-- Extracted entries --

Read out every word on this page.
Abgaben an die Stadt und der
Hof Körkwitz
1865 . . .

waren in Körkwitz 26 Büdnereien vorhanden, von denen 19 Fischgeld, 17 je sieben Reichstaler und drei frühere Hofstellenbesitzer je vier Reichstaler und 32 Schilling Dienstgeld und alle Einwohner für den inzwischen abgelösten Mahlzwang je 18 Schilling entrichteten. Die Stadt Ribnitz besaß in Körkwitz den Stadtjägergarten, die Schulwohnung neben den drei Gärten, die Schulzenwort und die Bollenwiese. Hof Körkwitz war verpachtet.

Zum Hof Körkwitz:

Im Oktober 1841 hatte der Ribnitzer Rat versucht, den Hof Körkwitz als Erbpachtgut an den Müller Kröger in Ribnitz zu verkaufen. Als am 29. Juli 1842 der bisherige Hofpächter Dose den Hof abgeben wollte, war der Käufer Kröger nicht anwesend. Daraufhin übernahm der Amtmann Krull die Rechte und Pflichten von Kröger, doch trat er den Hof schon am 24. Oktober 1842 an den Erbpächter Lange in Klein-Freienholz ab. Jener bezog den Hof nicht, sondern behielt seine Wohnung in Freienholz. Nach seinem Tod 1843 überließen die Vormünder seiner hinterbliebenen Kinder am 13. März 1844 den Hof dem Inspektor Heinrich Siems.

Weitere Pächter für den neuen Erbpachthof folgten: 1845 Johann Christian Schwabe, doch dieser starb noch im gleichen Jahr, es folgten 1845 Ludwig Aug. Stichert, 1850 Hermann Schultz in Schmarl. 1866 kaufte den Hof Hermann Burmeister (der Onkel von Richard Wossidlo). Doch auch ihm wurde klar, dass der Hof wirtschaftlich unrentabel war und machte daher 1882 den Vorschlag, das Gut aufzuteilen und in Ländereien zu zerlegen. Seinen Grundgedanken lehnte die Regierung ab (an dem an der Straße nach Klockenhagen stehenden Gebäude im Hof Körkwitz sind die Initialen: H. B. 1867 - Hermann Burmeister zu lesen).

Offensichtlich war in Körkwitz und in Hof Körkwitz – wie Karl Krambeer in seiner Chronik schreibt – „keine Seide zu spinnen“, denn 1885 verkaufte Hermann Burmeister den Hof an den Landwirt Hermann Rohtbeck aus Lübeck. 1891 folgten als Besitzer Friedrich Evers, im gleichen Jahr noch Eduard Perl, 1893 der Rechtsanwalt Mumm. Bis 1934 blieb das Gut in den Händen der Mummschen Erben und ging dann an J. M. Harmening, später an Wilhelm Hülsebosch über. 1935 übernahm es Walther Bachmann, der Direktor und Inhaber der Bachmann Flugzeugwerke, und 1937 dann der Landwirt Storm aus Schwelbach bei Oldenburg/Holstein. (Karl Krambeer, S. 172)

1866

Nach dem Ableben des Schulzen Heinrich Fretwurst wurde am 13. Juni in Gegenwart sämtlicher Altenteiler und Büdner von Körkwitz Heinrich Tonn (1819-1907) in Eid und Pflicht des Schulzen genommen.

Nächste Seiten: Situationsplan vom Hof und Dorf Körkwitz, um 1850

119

-- Exercise aim --
Print every record above exactly as written.

-- Response --
Read out every word on this page.
Abgaben an die Stadt und der
Hof Körkwitz
1865 . . .

waren in Körkwitz 26 Büdnereien vorhanden, von denen 19 Fischgeld, 17 je sieben Reichstaler und drei frühere Hofstellenbesitzer je vier Reichstaler und 32 Schilling Dienstgeld und alle Einwohner für den inzwischen abgelösten Mahlzwang je 18 Schilling entrichteten. Die Stadt Ribnitz besaß in Körkwitz den Stadtjägergarten, die Schulwohnung neben den drei Gärten, die Schulzenwort und die Bollenwiese. Hof Körkwitz war verpachtet.

Zum Hof Körkwitz:

Im Oktober 1841 hatte der Ribnitzer Rat versucht, den Hof Körkwitz als Erbpachtgut an den Müller Kröger in Ribnitz zu verkaufen. Als am 29. Juli 1842 der bisherige Hofpächter Dose den Hof abgeben wollte, war der Käufer Kröger nicht anwesend. Daraufhin übernahm der Amtmann Krull die Rechte und Pflichten von Kröger, doch trat er den Hof schon am 24. Oktober 1842 an den Erbpächter Lange in Klein-Freienholz ab. Jener bezog den Hof nicht, sondern behielt seine Wohnung in Freienholz. Nach seinem Tod 1843 überließen die Vormünder seiner hinterbliebenen Kinder am 13. März 1844 den Hof dem Inspektor Heinrich Siems.

Weitere Pächter für den neuen Erbpachthof folgten: 1845 Johann Christian Schwabe, doch dieser starb noch im gleichen Jahr, es folgten 1845 Ludwig Aug. Stichert, 1850 Hermann Schultz in Schmarl. 1866 kaufte den Hof Hermann Burmeister (der Onkel von Richard Wossidlo). Doch auch ihm wurde klar, dass der Hof wirtschaftlich unrentabel war und machte daher 1882 den Vorschlag, das Gut aufzuteilen und in Ländereien zu zerlegen. Seinen Grundgedanken lehnte die Regierung ab (an dem an der Straße nach Klockenhagen stehenden Gebäude im Hof Körkwitz sind die Initialen: H. B. 1867 - Hermann Burmeister zu lesen).

Offensichtlich war in Körkwitz und in Hof Körkwitz – wie Karl Krambeer in seiner Chronik schreibt – „keine Seide zu spinnen“, denn 1885 verkaufte Hermann Burmeister den Hof an den Landwirt Hermann Rohtbeck aus Lübeck. 1891 folgten als Besitzer Friedrich Evers, im gleichen Jahr noch Eduard Perl, 1893 der Rechtsanwalt Mumm. Bis 1934 blieb das Gut in den Händen der Mummschen Erben und ging dann an J. M. Harmening, später an Wilhelm Hülsebosch über. 1935 übernahm es Walther Bachmann, der Direktor und Inhaber der Bachmann Flugzeugwerke, und 1937 dann der Landwirt Storm aus Schwelbach bei Oldenburg/Holstein. (Karl Krambeer, S. 172)

1866

Nach dem Ableben des Schulzen Heinrich Fretwurst wurde am 13. Juni in Gegenwart sämtlicher Altenteiler und Büdner von Körkwitz Heinrich Tonn (1819-1907) in Eid und Pflicht des Schulzen genommen.

Nächste Seiten: Situationsplan vom Hof und Dorf Körkwitz, um 1850

119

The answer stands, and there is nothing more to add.